Directive ▸ Repeat the whole listing exactly.

___

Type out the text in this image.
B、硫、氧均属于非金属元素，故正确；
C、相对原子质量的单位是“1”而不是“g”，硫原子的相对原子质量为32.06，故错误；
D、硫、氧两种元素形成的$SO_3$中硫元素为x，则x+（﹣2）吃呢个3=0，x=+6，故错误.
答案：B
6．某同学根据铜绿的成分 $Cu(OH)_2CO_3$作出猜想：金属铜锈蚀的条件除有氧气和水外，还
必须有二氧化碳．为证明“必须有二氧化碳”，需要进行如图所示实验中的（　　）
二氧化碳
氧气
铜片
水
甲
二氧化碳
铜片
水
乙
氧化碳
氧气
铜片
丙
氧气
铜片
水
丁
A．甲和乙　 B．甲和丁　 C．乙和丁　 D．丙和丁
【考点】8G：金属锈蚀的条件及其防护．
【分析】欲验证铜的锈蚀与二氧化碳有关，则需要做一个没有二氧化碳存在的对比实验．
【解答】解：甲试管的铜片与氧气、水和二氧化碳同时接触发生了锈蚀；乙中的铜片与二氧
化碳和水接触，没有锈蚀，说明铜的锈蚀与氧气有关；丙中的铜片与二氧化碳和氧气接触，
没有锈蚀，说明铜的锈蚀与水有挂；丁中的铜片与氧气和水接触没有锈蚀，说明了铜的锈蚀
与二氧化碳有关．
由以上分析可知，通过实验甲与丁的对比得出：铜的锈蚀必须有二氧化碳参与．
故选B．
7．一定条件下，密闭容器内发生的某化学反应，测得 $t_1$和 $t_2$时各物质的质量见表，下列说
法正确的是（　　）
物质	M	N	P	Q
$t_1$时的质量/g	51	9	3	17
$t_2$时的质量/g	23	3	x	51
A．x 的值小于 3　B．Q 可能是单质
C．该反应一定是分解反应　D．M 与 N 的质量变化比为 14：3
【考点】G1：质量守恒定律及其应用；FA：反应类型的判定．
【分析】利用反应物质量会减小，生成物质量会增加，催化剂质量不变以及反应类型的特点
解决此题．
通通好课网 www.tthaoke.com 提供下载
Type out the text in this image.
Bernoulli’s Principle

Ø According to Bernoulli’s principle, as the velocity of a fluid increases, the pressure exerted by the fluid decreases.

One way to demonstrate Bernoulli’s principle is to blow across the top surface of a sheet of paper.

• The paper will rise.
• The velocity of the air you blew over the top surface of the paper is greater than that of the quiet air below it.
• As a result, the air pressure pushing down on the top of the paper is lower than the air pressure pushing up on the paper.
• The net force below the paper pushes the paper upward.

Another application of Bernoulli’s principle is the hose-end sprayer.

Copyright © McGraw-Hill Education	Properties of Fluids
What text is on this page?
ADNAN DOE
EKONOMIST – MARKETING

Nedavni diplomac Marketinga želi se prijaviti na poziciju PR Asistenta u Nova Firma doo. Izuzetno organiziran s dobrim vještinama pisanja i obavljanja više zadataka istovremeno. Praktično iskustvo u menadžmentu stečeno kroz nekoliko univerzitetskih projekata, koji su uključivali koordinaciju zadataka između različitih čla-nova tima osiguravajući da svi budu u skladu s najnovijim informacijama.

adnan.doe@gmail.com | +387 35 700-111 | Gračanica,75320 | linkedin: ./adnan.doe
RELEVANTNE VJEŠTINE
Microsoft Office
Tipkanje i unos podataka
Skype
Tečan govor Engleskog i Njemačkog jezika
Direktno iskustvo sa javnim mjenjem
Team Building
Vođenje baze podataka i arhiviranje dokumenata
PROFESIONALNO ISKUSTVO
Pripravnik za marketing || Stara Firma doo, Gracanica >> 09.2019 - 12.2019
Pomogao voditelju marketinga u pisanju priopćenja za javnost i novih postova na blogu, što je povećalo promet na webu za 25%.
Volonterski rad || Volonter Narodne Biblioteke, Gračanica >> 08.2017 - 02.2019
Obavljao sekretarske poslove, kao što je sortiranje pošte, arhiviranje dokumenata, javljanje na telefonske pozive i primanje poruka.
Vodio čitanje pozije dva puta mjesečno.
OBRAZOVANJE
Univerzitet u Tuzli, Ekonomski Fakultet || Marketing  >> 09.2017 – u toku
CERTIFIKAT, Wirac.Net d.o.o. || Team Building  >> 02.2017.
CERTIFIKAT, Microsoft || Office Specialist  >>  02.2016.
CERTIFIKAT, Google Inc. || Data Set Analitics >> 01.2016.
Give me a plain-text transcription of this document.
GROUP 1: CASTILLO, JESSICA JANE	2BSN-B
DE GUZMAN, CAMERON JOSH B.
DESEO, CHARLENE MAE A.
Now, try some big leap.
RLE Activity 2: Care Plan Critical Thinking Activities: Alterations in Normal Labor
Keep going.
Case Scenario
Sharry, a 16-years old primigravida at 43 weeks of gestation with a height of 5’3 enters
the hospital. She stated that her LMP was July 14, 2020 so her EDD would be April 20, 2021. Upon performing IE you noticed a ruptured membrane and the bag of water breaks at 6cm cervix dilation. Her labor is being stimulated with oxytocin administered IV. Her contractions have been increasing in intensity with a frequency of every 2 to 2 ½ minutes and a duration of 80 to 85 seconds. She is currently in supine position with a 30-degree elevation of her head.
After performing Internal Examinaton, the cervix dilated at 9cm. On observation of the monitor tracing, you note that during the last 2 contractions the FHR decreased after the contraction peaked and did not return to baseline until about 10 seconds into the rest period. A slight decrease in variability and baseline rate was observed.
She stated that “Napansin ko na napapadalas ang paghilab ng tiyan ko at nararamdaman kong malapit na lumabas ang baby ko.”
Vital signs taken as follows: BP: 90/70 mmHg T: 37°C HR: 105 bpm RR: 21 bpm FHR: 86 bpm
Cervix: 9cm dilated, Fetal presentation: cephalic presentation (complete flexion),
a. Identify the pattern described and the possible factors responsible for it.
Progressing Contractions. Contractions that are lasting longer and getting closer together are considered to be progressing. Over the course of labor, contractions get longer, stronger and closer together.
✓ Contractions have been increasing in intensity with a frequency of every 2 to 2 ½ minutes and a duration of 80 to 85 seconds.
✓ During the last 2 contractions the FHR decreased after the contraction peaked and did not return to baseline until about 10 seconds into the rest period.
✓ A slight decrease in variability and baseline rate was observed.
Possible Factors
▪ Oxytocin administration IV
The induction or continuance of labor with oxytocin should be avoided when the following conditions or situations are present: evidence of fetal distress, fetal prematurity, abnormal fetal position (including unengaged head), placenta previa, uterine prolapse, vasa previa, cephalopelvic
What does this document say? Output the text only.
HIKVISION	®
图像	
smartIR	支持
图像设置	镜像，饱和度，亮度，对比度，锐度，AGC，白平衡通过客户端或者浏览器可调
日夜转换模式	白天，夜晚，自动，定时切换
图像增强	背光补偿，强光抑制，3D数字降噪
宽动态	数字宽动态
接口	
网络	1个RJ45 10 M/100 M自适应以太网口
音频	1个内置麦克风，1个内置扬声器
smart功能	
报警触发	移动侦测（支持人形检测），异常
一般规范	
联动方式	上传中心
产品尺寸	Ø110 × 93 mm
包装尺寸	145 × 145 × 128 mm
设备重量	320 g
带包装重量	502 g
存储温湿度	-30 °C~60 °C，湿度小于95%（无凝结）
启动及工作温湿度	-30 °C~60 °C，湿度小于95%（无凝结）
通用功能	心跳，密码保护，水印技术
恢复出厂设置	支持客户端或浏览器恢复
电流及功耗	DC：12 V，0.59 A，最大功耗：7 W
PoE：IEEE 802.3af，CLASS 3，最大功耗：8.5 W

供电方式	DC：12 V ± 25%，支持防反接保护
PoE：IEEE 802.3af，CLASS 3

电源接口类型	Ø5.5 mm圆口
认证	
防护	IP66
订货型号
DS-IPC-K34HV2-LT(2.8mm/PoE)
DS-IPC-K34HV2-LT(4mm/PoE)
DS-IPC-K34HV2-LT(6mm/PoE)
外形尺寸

___

Exercise output ▸
Type out the text in this image.
B、硫、氧均属于非金属元素，故正确；
C、相对原子质量的单位是“1”而不是“g”，硫原子的相对原子质量为32.06，故错误；
D、硫、氧两种元素形成的$SO_3$中硫元素为x，则x+（﹣2）吃呢个3=0，x=+6，故错误.
答案：B
6．某同学根据铜绿的成分 $Cu(OH)_2CO_3$作出猜想：金属铜锈蚀的条件除有氧气和水外，还
必须有二氧化碳．为证明“必须有二氧化碳”，需要进行如图所示实验中的（　　）
二氧化碳
氧气
铜片
水
甲
二氧化碳
铜片
水
乙
氧化碳
氧气
铜片
丙
氧气
铜片
水
丁
A．甲和乙　 B．甲和丁　 C．乙和丁　 D．丙和丁
【考点】8G：金属锈蚀的条件及其防护．
【分析】欲验证铜的锈蚀与二氧化碳有关，则需要做一个没有二氧化碳存在的对比实验．
【解答】解：甲试管的铜片与氧气、水和二氧化碳同时接触发生了锈蚀；乙中的铜片与二氧
化碳和水接触，没有锈蚀，说明铜的锈蚀与氧气有关；丙中的铜片与二氧化碳和氧气接触，
没有锈蚀，说明铜的锈蚀与水有挂；丁中的铜片与氧气和水接触没有锈蚀，说明了铜的锈蚀
与二氧化碳有关．
由以上分析可知，通过实验甲与丁的对比得出：铜的锈蚀必须有二氧化碳参与．
故选B．
7．一定条件下，密闭容器内发生的某化学反应，测得 $t_1$和 $t_2$时各物质的质量见表，下列说
法正确的是（　　）
物质	M	N	P	Q
$t_1$时的质量/g	51	9	3	17
$t_2$时的质量/g	23	3	x	51
A．x 的值小于 3　B．Q 可能是单质
C．该反应一定是分解反应　D．M 与 N 的质量变化比为 14：3
【考点】G1：质量守恒定律及其应用；FA：反应类型的判定．
【分析】利用反应物质量会减小，生成物质量会增加，催化剂质量不变以及反应类型的特点
解决此题．
通通好课网 www.tthaoke.com 提供下载
Type out the text in this image.
Bernoulli’s Principle

Ø According to Bernoulli’s principle, as the velocity of a fluid increases, the pressure exerted by the fluid decreases.

One way to demonstrate Bernoulli’s principle is to blow across the top surface of a sheet of paper.

• The paper will rise.
• The velocity of the air you blew over the top surface of the paper is greater than that of the quiet air below it.
• As a result, the air pressure pushing down on the top of the paper is lower than the air pressure pushing up on the paper.
• The net force below the paper pushes the paper upward.

Another application of Bernoulli’s principle is the hose-end sprayer.

Copyright © McGraw-Hill Education	Properties of Fluids
What text is on this page?
ADNAN DOE
EKONOMIST – MARKETING

Nedavni diplomac Marketinga želi se prijaviti na poziciju PR Asistenta u Nova Firma doo. Izuzetno organiziran s dobrim vještinama pisanja i obavljanja više zadataka istovremeno. Praktično iskustvo u menadžmentu stečeno kroz nekoliko univerzitetskih projekata, koji su uključivali koordinaciju zadataka između različitih čla-nova tima osiguravajući da svi budu u skladu s najnovijim informacijama.

adnan.doe@gmail.com | +387 35 700-111 | Gračanica,75320 | linkedin: ./adnan.doe
RELEVANTNE VJEŠTINE
Microsoft Office
Tipkanje i unos podataka
Skype
Tečan govor Engleskog i Njemačkog jezika
Direktno iskustvo sa javnim mjenjem
Team Building
Vođenje baze podataka i arhiviranje dokumenata
PROFESIONALNO ISKUSTVO
Pripravnik za marketing || Stara Firma doo, Gracanica >> 09.2019 - 12.2019
Pomogao voditelju marketinga u pisanju priopćenja za javnost i novih postova na blogu, što je povećalo promet na webu za 25%.
Volonterski rad || Volonter Narodne Biblioteke, Gračanica >> 08.2017 - 02.2019
Obavljao sekretarske poslove, kao što je sortiranje pošte, arhiviranje dokumenata, javljanje na telefonske pozive i primanje poruka.
Vodio čitanje pozije dva puta mjesečno.
OBRAZOVANJE
Univerzitet u Tuzli, Ekonomski Fakultet || Marketing  >> 09.2017 – u toku
CERTIFIKAT, Wirac.Net d.o.o. || Team Building  >> 02.2017.
CERTIFIKAT, Microsoft || Office Specialist  >>  02.2016.
CERTIFIKAT, Google Inc. || Data Set Analitics >> 01.2016.
Give me a plain-text transcription of this document.
GROUP 1: CASTILLO, JESSICA JANE	2BSN-B
DE GUZMAN, CAMERON JOSH B.
DESEO, CHARLENE MAE A.
Now, try some big leap.
RLE Activity 2: Care Plan Critical Thinking Activities: Alterations in Normal Labor
Keep going.
Case Scenario
Sharry, a 16-years old primigravida at 43 weeks of gestation with a height of 5’3 enters
the hospital. She stated that her LMP was July 14, 2020 so her EDD would be April 20, 2021. Upon performing IE you noticed a ruptured membrane and the bag of water breaks at 6cm cervix dilation. Her labor is being stimulated with oxytocin administered IV. Her contractions have been increasing in intensity with a frequency of every 2 to 2 ½ minutes and a duration of 80 to 85 seconds. She is currently in supine position with a 30-degree elevation of her head.
After performing Internal Examinaton, the cervix dilated at 9cm. On observation of the monitor tracing, you note that during the last 2 contractions the FHR decreased after the contraction peaked and did not return to baseline until about 10 seconds into the rest period. A slight decrease in variability and baseline rate was observed.
She stated that “Napansin ko na napapadalas ang paghilab ng tiyan ko at nararamdaman kong malapit na lumabas ang baby ko.”
Vital signs taken as follows: BP: 90/70 mmHg T: 37°C HR: 105 bpm RR: 21 bpm FHR: 86 bpm
Cervix: 9cm dilated, Fetal presentation: cephalic presentation (complete flexion),
a. Identify the pattern described and the possible factors responsible for it.
Progressing Contractions. Contractions that are lasting longer and getting closer together are considered to be progressing. Over the course of labor, contractions get longer, stronger and closer together.
✓ Contractions have been increasing in intensity with a frequency of every 2 to 2 ½ minutes and a duration of 80 to 85 seconds.
✓ During the last 2 contractions the FHR decreased after the contraction peaked and did not return to baseline until about 10 seconds into the rest period.
✓ A slight decrease in variability and baseline rate was observed.
Possible Factors
▪ Oxytocin administration IV
The induction or continuance of labor with oxytocin should be avoided when the following conditions or situations are present: evidence of fetal distress, fetal prematurity, abnormal fetal position (including unengaged head), placenta previa, uterine prolapse, vasa previa, cephalopelvic
What does this document say? Output the text only.
HIKVISION	®
图像	
smartIR	支持
图像设置	镜像，饱和度，亮度，对比度，锐度，AGC，白平衡通过客户端或者浏览器可调
日夜转换模式	白天，夜晚，自动，定时切换
图像增强	背光补偿，强光抑制，3D数字降噪
宽动态	数字宽动态
接口	
网络	1个RJ45 10 M/100 M自适应以太网口
音频	1个内置麦克风，1个内置扬声器
smart功能	
报警触发	移动侦测（支持人形检测），异常
一般规范	
联动方式	上传中心
产品尺寸	Ø110 × 93 mm
包装尺寸	145 × 145 × 128 mm
设备重量	320 g
带包装重量	502 g
存储温湿度	-30 °C~60 °C，湿度小于95%（无凝结）
启动及工作温湿度	-30 °C~60 °C，湿度小于95%（无凝结）
通用功能	心跳，密码保护，水印技术
恢复出厂设置	支持客户端或浏览器恢复
电流及功耗	DC：12 V，0.59 A，最大功耗：7 W
PoE：IEEE 802.3af，CLASS 3，最大功耗：8.5 W

供电方式	DC：12 V ± 25%，支持防反接保护
PoE：IEEE 802.3af，CLASS 3

电源接口类型	Ø5.5 mm圆口
认证	
防护	IP66
订货型号
DS-IPC-K34HV2-LT(2.8mm/PoE)
DS-IPC-K34HV2-LT(4mm/PoE)
DS-IPC-K34HV2-LT(6mm/PoE)
外形尺寸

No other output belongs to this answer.